[Task description] Skip all pictures, then print the remaining material exactly.

[Records for processing]
-*-
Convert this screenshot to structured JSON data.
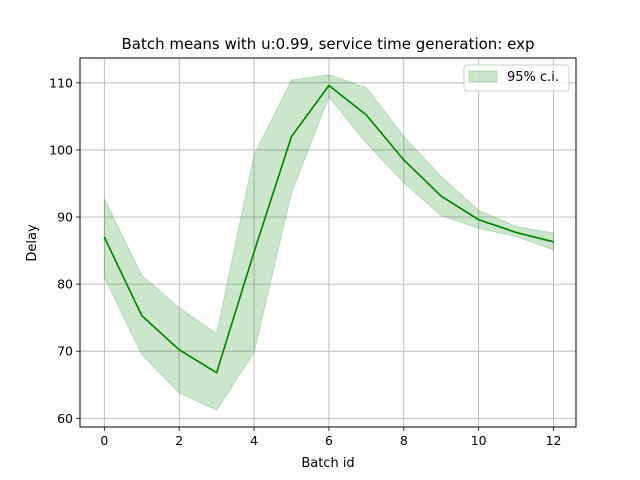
{
  "chart_data": {
    "type": "line",
    "title": "Batch means with u:0.99, service time generation: exp",
    "xlabel": "Batch id",
    "ylabel": "Delay",
    "xlim": [
      -0.65,
      12.6
    ],
    "ylim": [
      58.7,
      113.7
    ],
    "xticks": [
      0,
      2,
      4,
      6,
      8,
      10,
      12
    ],
    "yticks": [
      60,
      70,
      80,
      90,
      100,
      110
    ],
    "grid": true,
    "legend": {
      "placement": "top-right",
      "entries": [
        "95% c.i."
      ]
    },
    "colors": {
      "line": "#008000",
      "band": "#008000"
    },
    "x": [
      0,
      1,
      2,
      3,
      4,
      5,
      6,
      7,
      8,
      9,
      10,
      11,
      12
    ],
    "series": [
      {
        "values": [
          87.0,
          75.3,
          70.2,
          66.8,
          84.8,
          102.0,
          109.6,
          105.2,
          98.5,
          93.1,
          89.6,
          87.7,
          86.3
        ],
        "ci_lower": [
          81.0,
          69.5,
          63.8,
          61.2,
          69.8,
          93.6,
          107.9,
          101.0,
          95.1,
          90.2,
          88.3,
          87.1,
          85.1
        ],
        "ci_upper": [
          92.7,
          81.3,
          76.5,
          72.6,
          99.3,
          110.4,
          111.2,
          109.3,
          102.0,
          96.0,
          91.0,
          88.6,
          87.6
        ]
      }
    ]
  }
}
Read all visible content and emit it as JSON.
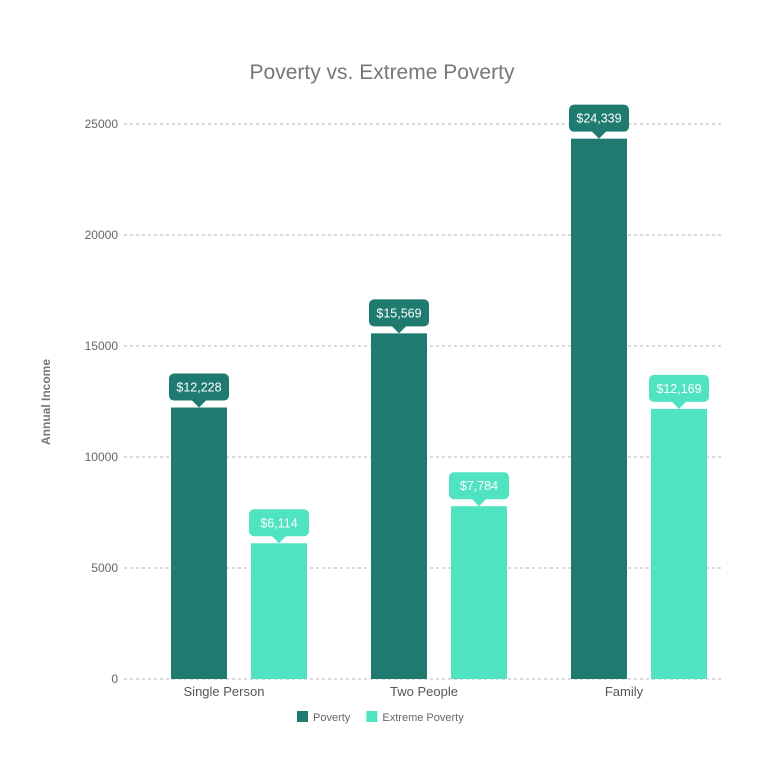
{
  "chart_data": {
    "type": "bar",
    "title": "Poverty vs. Extreme Poverty",
    "ylabel": "Annual Income",
    "xlabel": "",
    "categories": [
      "Single Person",
      "Two People",
      "Family"
    ],
    "ylim": [
      0,
      25000
    ],
    "yticks": [
      0,
      5000,
      10000,
      15000,
      20000,
      25000
    ],
    "grid": true,
    "legend_position": "bottom",
    "series": [
      {
        "name": "Poverty",
        "color": "#1f7b6f",
        "values": [
          12228,
          15569,
          24339
        ],
        "labels": [
          "$12,228",
          "$15,569",
          "$24,339"
        ]
      },
      {
        "name": "Extreme Poverty",
        "color": "#50e3c2",
        "values": [
          6114,
          7784,
          12169
        ],
        "labels": [
          "$6,114",
          "$7,784",
          "$12,169"
        ]
      }
    ]
  }
}
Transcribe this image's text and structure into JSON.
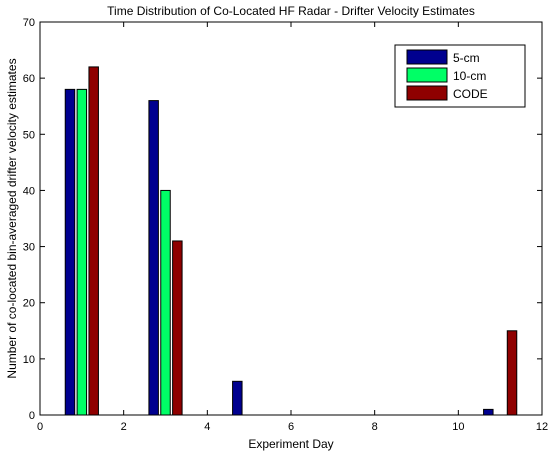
{
  "chart_data": {
    "type": "bar",
    "title": "Time Distribution of Co-Located HF Radar - Drifter Velocity Estimates",
    "xlabel": "Experiment Day",
    "ylabel": "Number of co-located bin-averaged drifter velocity estimates",
    "xlim": [
      0,
      12
    ],
    "ylim": [
      0,
      70
    ],
    "xticks": [
      "0",
      "2",
      "4",
      "6",
      "8",
      "10",
      "12"
    ],
    "yticks": [
      "0",
      "10",
      "20",
      "30",
      "40",
      "50",
      "60",
      "70"
    ],
    "x": [
      1,
      3,
      5,
      7,
      9,
      11
    ],
    "grid": false,
    "legend_position": "top-right",
    "series": [
      {
        "name": "5-cm",
        "color": "#00008f",
        "values": [
          58,
          56,
          6,
          0,
          0,
          1
        ]
      },
      {
        "name": "10-cm",
        "color": "#00ff66",
        "values": [
          58,
          40,
          0,
          0,
          0,
          0
        ]
      },
      {
        "name": "CODE",
        "color": "#8f0000",
        "values": [
          62,
          31,
          0,
          0,
          0,
          15
        ]
      }
    ]
  }
}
-*-
[Completed exercise]
Convert this screenshot to structured JSON data.
{
  "chart_data": {
    "type": "line",
    "title": "Batch means with u:0.99, service time generation: exp",
    "xlabel": "Batch id",
    "ylabel": "Delay",
    "xlim": [
      -0.65,
      12.6
    ],
    "ylim": [
      58.7,
      113.7
    ],
    "xticks": [
      0,
      2,
      4,
      6,
      8,
      10,
      12
    ],
    "yticks": [
      60,
      70,
      80,
      90,
      100,
      110
    ],
    "grid": true,
    "legend": {
      "placement": "top-right",
      "entries": [
        "95% c.i."
      ]
    },
    "colors": {
      "line": "#008000",
      "band": "#008000"
    },
    "x": [
      0,
      1,
      2,
      3,
      4,
      5,
      6,
      7,
      8,
      9,
      10,
      11,
      12
    ],
    "series": [
      {
        "values": [
          87.0,
          75.3,
          70.2,
          66.8,
          84.8,
          102.0,
          109.6,
          105.2,
          98.5,
          93.1,
          89.6,
          87.7,
          86.3
        ],
        "ci_lower": [
          81.0,
          69.5,
          63.8,
          61.2,
          69.8,
          93.6,
          107.9,
          101.0,
          95.1,
          90.2,
          88.3,
          87.1,
          85.1
        ],
        "ci_upper": [
          92.7,
          81.3,
          76.5,
          72.6,
          99.3,
          110.4,
          111.2,
          109.3,
          102.0,
          96.0,
          91.0,
          88.6,
          87.6
        ]
      }
    ]
  }
}
Read all visible content and emit it as JSON.
{
  "chart_data": {
    "type": "bar",
    "title": "Poverty vs. Extreme Poverty",
    "ylabel": "Annual Income",
    "xlabel": "",
    "categories": [
      "Single Person",
      "Two People",
      "Family"
    ],
    "ylim": [
      0,
      25000
    ],
    "yticks": [
      0,
      5000,
      10000,
      15000,
      20000,
      25000
    ],
    "grid": true,
    "legend_position": "bottom",
    "series": [
      {
        "name": "Poverty",
        "color": "#1f7b6f",
        "values": [
          12228,
          15569,
          24339
        ],
        "labels": [
          "$12,228",
          "$15,569",
          "$24,339"
        ]
      },
      {
        "name": "Extreme Poverty",
        "color": "#50e3c2",
        "values": [
          6114,
          7784,
          12169
        ],
        "labels": [
          "$6,114",
          "$7,784",
          "$12,169"
        ]
      }
    ]
  }
}
Transcribe this image's text and structure into JSON.
{
  "chart_data": {
    "type": "bar",
    "title": "Time Distribution of Co-Located HF Radar - Drifter Velocity Estimates",
    "xlabel": "Experiment Day",
    "ylabel": "Number of co-located bin-averaged drifter velocity estimates",
    "xlim": [
      0,
      12
    ],
    "ylim": [
      0,
      70
    ],
    "xticks": [
      "0",
      "2",
      "4",
      "6",
      "8",
      "10",
      "12"
    ],
    "yticks": [
      "0",
      "10",
      "20",
      "30",
      "40",
      "50",
      "60",
      "70"
    ],
    "x": [
      1,
      3,
      5,
      7,
      9,
      11
    ],
    "grid": false,
    "legend_position": "top-right",
    "series": [
      {
        "name": "5-cm",
        "color": "#00008f",
        "values": [
          58,
          56,
          6,
          0,
          0,
          1
        ]
      },
      {
        "name": "10-cm",
        "color": "#00ff66",
        "values": [
          58,
          40,
          0,
          0,
          0,
          0
        ]
      },
      {
        "name": "CODE",
        "color": "#8f0000",
        "values": [
          62,
          31,
          0,
          0,
          0,
          15
        ]
      }
    ]
  }
}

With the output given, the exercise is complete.